What is being asked:
Omit all pictures. Copy the rest of the material exactly.

══ Provided data ══

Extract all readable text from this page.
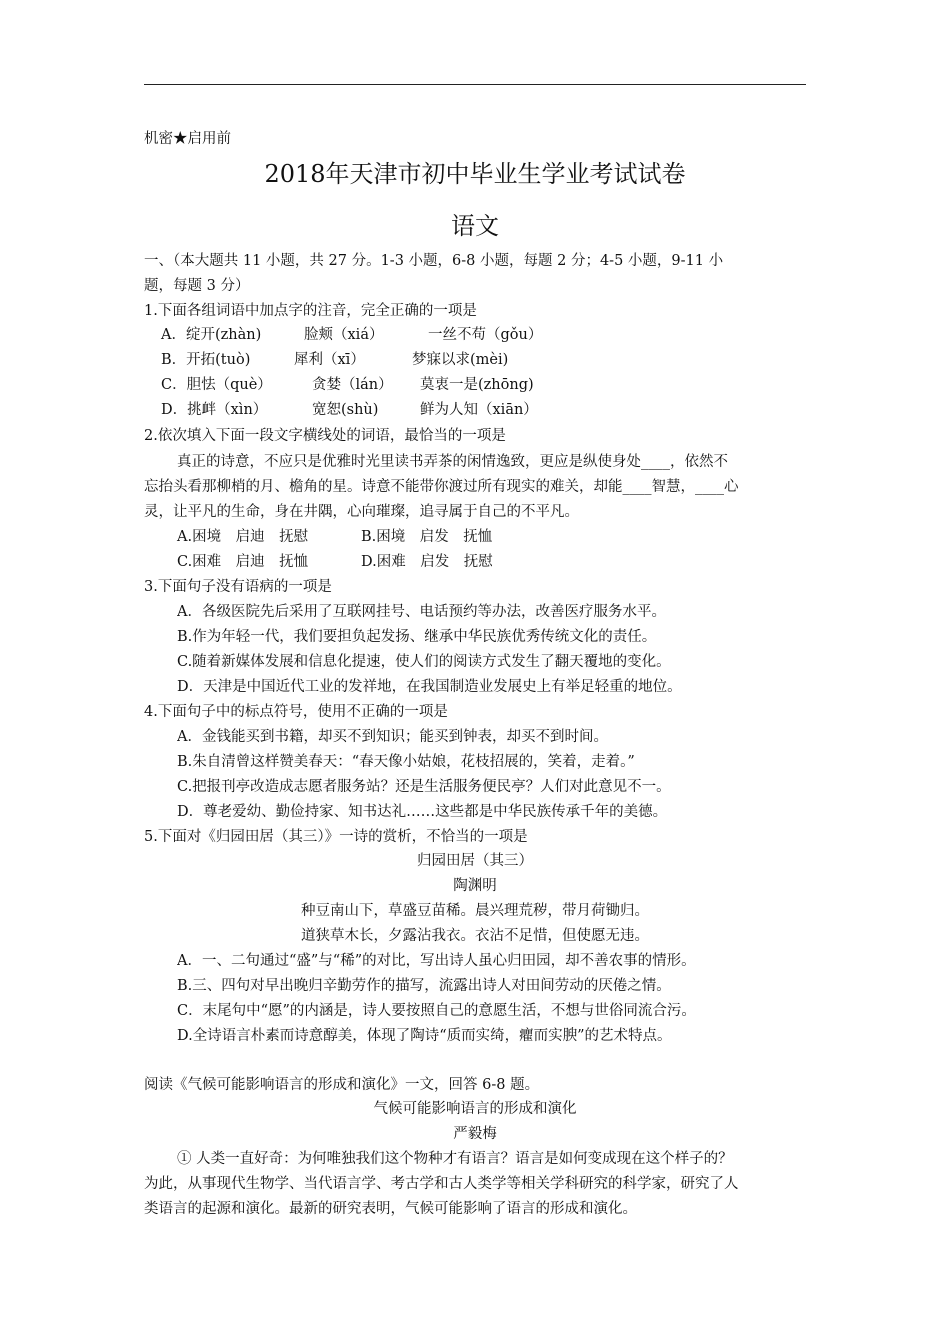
机密★启用前
2018年天津市初中毕业生学业考试试卷
语文
一、（本大题共 11 小题，共 27 分。1-3 小题，6-8 小题，每题 2 分；4-5 小题，9-11 小
题，每题 3 分）
1.下面各组词语中加点字的注音，完全正确的一项是
A．绽开(zhàn)	脸颊（xiá）	一丝不苟（gǒu）
B．开拓(tuò)	犀利（xī）	梦寐以求(mèi)
C．胆怯（què）	贪婪（lán） 莫衷一是(zhōng)
D．挑衅（xìn）	宽恕(shù)	鲜为人知（xiān）
2.依次填入下面一段文字横线处的词语，最恰当的一项是
真正的诗意，不应只是优雅时光里读书弄茶的闲情逸致，更应是纵使身处____，依然不
忘抬头看那柳梢的月、檐角的星。诗意不能带你渡过所有现实的难关，却能____智慧，____心
灵，让平凡的生命，身在井隅，心向璀璨，追寻属于自己的不平凡。
A.困境　启迪　抚慰	B.困境　启发　抚恤
C.困难　启迪　抚恤	D.困难　启发　抚慰
3.下面句子没有语病的一项是
A．各级医院先后采用了互联网挂号、电话预约等办法，改善医疗服务水平。
B.作为年轻一代，我们要担负起发扬、继承中华民族优秀传统文化的责任。
C.随着新媒体发展和信息化提速，使人们的阅读方式发生了翻天覆地的变化。
D．天津是中国近代工业的发祥地，在我国制造业发展史上有举足轻重的地位。
4.下面句子中的标点符号，使用不正确的一项是
A．金钱能买到书籍，却买不到知识；能买到钟表，却买不到时间。
B.朱自清曾这样赞美春天：“春天像小姑娘，花枝招展的，笑着，走着。”
C.把报刊亭改造成志愿者服务站？还是生活服务便民亭？人们对此意见不一。
D．尊老爱幼、勤俭持家、知书达礼……这些都是中华民族传承千年的美德。
5.下面对《归园田居（其三）》一诗的赏析，不恰当的一项是
归园田居（其三）
陶渊明
种豆南山下，草盛豆苗稀。晨兴理荒秽，带月荷锄归。
道狭草木长，夕露沾我衣。衣沾不足惜，但使愿无违。
A．一、二句通过“盛”与“稀”的对比，写出诗人虽心归田园，却不善农事的情形。
B.三、四句对早出晚归辛勤劳作的描写，流露出诗人对田间劳动的厌倦之情。
C．末尾句中“愿”的内涵是，诗人要按照自己的意愿生活，不想与世俗同流合污。
D.全诗语言朴素而诗意醇美，体现了陶诗“质而实绮，癯而实腴”的艺术特点。
阅读《气候可能影响语言的形成和演化》一文，回答 6-8 题。
气候可能影响语言的形成和演化
严毅梅
① 人类一直好奇：为何唯独我们这个物种才有语言？语言是如何变成现在这个样子的？
为此，从事现代生物学、当代语言学、考古学和古人类学等相关学科研究的科学家，研究了人
类语言的起源和演化。最新的研究表明，气候可能影响了语言的形成和演化。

═══

Completed exercise:
Extract all readable text from this page.
机密★启用前
2018年天津市初中毕业生学业考试试卷
语文
一、（本大题共 11 小题，共 27 分。1-3 小题，6-8 小题，每题 2 分；4-5 小题，9-11 小
题，每题 3 分）
1.下面各组词语中加点字的注音，完全正确的一项是
A．绽开(zhàn)	脸颊（xiá）	一丝不苟（gǒu）
B．开拓(tuò)	犀利（xī）	梦寐以求(mèi)
C．胆怯（què）	贪婪（lán） 莫衷一是(zhōng)
D．挑衅（xìn）	宽恕(shù)	鲜为人知（xiān）
2.依次填入下面一段文字横线处的词语，最恰当的一项是
真正的诗意，不应只是优雅时光里读书弄茶的闲情逸致，更应是纵使身处____，依然不
忘抬头看那柳梢的月、檐角的星。诗意不能带你渡过所有现实的难关，却能____智慧，____心
灵，让平凡的生命，身在井隅，心向璀璨，追寻属于自己的不平凡。
A.困境　启迪　抚慰	B.困境　启发　抚恤
C.困难　启迪　抚恤	D.困难　启发　抚慰
3.下面句子没有语病的一项是
A．各级医院先后采用了互联网挂号、电话预约等办法，改善医疗服务水平。
B.作为年轻一代，我们要担负起发扬、继承中华民族优秀传统文化的责任。
C.随着新媒体发展和信息化提速，使人们的阅读方式发生了翻天覆地的变化。
D．天津是中国近代工业的发祥地，在我国制造业发展史上有举足轻重的地位。
4.下面句子中的标点符号，使用不正确的一项是
A．金钱能买到书籍，却买不到知识；能买到钟表，却买不到时间。
B.朱自清曾这样赞美春天：“春天像小姑娘，花枝招展的，笑着，走着。”
C.把报刊亭改造成志愿者服务站？还是生活服务便民亭？人们对此意见不一。
D．尊老爱幼、勤俭持家、知书达礼……这些都是中华民族传承千年的美德。
5.下面对《归园田居（其三）》一诗的赏析，不恰当的一项是
归园田居（其三）
陶渊明
种豆南山下，草盛豆苗稀。晨兴理荒秽，带月荷锄归。
道狭草木长，夕露沾我衣。衣沾不足惜，但使愿无违。
A．一、二句通过“盛”与“稀”的对比，写出诗人虽心归田园，却不善农事的情形。
B.三、四句对早出晚归辛勤劳作的描写，流露出诗人对田间劳动的厌倦之情。
C．末尾句中“愿”的内涵是，诗人要按照自己的意愿生活，不想与世俗同流合污。
D.全诗语言朴素而诗意醇美，体现了陶诗“质而实绮，癯而实腴”的艺术特点。
阅读《气候可能影响语言的形成和演化》一文，回答 6-8 题。
气候可能影响语言的形成和演化
严毅梅
① 人类一直好奇：为何唯独我们这个物种才有语言？语言是如何变成现在这个样子的？
为此，从事现代生物学、当代语言学、考古学和古人类学等相关学科研究的科学家，研究了人
类语言的起源和演化。最新的研究表明，气候可能影响了语言的形成和演化。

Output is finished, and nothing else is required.